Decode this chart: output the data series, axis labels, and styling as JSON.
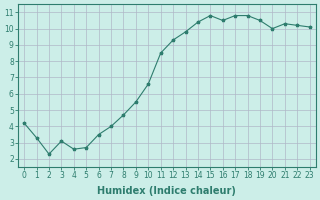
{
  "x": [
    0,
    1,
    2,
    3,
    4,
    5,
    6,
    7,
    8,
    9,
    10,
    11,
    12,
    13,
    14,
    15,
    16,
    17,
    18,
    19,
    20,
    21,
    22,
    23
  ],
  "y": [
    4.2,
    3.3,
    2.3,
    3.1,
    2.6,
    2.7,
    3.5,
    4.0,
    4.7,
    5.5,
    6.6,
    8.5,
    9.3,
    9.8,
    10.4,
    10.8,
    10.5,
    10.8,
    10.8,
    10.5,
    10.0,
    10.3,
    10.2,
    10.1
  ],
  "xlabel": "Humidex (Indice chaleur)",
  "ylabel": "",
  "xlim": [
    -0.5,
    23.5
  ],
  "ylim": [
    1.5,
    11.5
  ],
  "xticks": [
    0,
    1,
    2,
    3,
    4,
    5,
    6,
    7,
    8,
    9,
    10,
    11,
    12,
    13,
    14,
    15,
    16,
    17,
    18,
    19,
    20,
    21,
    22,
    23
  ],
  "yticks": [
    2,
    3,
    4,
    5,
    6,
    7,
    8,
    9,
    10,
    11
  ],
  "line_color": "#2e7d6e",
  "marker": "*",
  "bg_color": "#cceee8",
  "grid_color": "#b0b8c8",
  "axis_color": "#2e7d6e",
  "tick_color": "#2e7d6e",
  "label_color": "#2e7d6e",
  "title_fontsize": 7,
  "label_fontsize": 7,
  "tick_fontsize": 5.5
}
━━━━━━
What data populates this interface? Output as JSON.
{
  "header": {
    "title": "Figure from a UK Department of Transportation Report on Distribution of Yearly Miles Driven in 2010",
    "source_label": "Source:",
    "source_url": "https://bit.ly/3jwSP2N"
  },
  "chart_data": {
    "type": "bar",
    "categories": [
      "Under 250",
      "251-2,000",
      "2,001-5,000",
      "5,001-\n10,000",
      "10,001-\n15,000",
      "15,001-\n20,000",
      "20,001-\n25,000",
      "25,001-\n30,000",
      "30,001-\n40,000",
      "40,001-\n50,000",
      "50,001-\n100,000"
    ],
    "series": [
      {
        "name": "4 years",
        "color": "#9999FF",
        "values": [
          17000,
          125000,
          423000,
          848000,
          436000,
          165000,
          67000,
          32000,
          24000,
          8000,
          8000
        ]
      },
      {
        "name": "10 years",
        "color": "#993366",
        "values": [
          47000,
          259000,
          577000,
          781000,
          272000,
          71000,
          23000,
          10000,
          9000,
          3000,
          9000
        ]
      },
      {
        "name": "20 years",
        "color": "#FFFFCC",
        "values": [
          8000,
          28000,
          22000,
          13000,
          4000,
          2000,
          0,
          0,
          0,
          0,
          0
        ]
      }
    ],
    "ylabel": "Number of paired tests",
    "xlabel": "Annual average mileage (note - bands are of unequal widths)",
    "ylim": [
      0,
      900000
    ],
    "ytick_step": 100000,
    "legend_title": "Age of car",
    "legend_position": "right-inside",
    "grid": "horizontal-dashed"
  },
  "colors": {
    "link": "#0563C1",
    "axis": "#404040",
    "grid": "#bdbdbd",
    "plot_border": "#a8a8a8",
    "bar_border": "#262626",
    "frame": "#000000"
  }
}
━━━━━━
(Your objective):
List the lines of the records where "this" occurs.

(Response to the exercise):
Decode this chart: output the data series, axis labels, and styling as JSON.
What data populates this interface? Output as JSON.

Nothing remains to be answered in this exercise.